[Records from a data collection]
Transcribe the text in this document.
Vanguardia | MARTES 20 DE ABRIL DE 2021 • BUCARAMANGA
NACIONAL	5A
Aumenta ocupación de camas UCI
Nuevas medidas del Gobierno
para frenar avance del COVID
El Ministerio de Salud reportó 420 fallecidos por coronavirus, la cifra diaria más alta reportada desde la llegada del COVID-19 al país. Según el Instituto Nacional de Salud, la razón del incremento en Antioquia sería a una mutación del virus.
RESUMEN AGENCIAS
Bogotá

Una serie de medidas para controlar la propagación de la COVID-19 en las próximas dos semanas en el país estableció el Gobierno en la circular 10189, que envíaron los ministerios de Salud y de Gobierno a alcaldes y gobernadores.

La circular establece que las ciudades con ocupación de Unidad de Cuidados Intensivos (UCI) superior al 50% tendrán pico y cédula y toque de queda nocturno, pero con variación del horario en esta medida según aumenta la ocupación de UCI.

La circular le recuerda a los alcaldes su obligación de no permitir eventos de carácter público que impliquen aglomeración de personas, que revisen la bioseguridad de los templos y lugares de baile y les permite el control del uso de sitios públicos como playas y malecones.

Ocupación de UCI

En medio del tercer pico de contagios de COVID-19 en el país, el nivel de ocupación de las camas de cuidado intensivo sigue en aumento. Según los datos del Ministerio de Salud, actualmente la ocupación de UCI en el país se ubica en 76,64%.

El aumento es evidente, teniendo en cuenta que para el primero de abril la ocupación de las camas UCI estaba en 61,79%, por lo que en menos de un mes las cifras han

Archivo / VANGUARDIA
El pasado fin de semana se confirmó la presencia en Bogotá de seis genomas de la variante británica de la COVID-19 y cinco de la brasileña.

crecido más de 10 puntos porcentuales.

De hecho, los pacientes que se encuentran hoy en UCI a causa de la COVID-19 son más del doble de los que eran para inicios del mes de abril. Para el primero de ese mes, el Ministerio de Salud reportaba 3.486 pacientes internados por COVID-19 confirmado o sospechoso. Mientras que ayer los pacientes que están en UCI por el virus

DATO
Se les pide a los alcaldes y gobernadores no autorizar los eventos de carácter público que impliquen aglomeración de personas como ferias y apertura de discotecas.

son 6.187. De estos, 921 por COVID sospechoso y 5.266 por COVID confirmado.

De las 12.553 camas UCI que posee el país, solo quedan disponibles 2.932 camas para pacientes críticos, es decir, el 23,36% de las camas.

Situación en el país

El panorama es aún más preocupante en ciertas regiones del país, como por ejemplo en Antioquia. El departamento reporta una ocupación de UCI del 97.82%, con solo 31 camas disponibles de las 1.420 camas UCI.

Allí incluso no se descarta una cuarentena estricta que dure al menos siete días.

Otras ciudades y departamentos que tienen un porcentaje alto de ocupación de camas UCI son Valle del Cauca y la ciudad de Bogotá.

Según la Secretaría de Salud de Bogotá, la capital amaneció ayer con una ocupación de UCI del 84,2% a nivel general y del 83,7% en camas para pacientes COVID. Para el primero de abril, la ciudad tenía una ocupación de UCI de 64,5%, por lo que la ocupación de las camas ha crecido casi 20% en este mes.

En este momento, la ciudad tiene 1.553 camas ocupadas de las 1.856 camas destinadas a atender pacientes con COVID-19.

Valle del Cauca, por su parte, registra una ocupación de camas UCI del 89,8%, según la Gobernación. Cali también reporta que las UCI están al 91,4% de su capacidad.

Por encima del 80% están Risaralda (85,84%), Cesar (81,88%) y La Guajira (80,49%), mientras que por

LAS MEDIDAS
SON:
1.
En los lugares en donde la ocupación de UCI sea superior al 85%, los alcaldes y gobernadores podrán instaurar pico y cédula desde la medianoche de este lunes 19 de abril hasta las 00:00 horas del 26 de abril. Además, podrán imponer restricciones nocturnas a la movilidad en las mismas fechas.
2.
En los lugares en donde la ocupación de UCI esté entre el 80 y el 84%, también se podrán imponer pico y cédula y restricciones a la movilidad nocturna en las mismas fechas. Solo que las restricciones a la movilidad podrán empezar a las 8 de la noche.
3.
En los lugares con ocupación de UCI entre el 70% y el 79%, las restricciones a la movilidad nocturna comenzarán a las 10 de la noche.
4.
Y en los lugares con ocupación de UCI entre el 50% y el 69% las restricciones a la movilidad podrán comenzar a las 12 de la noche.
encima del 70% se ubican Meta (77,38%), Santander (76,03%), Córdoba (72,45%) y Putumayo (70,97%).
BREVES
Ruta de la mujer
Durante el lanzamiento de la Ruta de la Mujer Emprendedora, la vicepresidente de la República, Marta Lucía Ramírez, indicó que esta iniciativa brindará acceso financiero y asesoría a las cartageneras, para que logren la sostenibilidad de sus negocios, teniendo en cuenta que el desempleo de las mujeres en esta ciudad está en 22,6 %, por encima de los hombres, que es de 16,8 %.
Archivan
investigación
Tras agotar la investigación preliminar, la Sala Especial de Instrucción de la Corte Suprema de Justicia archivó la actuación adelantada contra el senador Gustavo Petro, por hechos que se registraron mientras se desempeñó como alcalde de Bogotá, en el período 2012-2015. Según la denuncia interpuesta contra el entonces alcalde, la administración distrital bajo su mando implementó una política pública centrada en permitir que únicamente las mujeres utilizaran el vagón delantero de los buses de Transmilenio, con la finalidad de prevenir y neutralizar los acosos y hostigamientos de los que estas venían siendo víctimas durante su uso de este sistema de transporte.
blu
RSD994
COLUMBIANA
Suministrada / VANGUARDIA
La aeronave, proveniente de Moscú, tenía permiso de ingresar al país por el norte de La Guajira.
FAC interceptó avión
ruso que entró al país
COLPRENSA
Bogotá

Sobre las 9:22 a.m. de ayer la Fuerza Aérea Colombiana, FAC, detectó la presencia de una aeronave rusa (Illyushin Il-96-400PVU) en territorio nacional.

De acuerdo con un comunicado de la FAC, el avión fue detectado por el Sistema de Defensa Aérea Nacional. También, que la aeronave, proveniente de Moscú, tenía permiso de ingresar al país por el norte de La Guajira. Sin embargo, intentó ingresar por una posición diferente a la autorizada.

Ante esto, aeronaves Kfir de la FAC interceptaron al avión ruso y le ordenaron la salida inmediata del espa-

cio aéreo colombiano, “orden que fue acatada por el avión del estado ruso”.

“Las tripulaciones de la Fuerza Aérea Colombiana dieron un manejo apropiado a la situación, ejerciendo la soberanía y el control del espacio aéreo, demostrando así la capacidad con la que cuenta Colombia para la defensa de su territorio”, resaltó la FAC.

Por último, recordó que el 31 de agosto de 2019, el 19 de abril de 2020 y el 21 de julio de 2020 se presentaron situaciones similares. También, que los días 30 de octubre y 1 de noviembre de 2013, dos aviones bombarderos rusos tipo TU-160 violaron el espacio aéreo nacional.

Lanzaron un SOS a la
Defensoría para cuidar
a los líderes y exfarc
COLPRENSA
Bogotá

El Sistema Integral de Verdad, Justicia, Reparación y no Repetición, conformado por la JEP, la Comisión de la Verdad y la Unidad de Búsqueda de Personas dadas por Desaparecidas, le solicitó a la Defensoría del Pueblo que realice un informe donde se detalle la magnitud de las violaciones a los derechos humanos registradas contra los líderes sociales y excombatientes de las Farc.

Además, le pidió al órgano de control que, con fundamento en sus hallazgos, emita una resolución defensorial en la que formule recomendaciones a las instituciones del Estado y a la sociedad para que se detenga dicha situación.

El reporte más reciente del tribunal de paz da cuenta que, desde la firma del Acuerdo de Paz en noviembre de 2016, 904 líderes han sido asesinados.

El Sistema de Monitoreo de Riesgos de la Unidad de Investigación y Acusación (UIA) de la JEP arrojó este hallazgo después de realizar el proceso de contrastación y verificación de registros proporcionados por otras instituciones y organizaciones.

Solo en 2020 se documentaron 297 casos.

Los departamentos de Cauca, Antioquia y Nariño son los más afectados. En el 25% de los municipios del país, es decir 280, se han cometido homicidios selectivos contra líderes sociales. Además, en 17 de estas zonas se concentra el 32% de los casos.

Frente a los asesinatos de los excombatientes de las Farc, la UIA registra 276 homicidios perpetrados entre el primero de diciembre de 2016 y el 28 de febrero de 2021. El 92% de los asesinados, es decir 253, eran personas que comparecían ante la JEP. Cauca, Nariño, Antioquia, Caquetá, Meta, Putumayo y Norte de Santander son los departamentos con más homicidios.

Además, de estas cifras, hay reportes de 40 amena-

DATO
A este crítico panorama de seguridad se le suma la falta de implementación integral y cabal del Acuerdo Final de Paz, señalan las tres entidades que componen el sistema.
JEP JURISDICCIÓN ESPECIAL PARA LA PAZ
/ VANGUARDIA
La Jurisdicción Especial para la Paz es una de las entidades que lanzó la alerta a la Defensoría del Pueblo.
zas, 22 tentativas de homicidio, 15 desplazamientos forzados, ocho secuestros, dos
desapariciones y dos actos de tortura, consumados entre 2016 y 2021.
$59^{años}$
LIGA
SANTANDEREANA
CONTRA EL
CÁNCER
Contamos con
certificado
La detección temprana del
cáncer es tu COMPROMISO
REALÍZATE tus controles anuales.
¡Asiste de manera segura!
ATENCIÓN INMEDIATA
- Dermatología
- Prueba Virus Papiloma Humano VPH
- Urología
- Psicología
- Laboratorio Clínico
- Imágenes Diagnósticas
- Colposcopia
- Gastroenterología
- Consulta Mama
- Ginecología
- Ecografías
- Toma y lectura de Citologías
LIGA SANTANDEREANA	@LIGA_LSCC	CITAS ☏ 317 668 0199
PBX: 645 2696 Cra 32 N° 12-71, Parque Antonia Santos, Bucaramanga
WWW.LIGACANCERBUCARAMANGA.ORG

- Problem: Scan the records above for the word "entidades". Show each line in which it appears.

- Result of this task:
A este crítico panorama de seguridad se le suma la falta de implementación integral y cabal del Acuerdo Final de Paz, señalan las tres entidades que componen el sistema.
La Jurisdicción Especial para la Paz es una de las entidades que lanzó la alerta a la Defensoría del Pueblo.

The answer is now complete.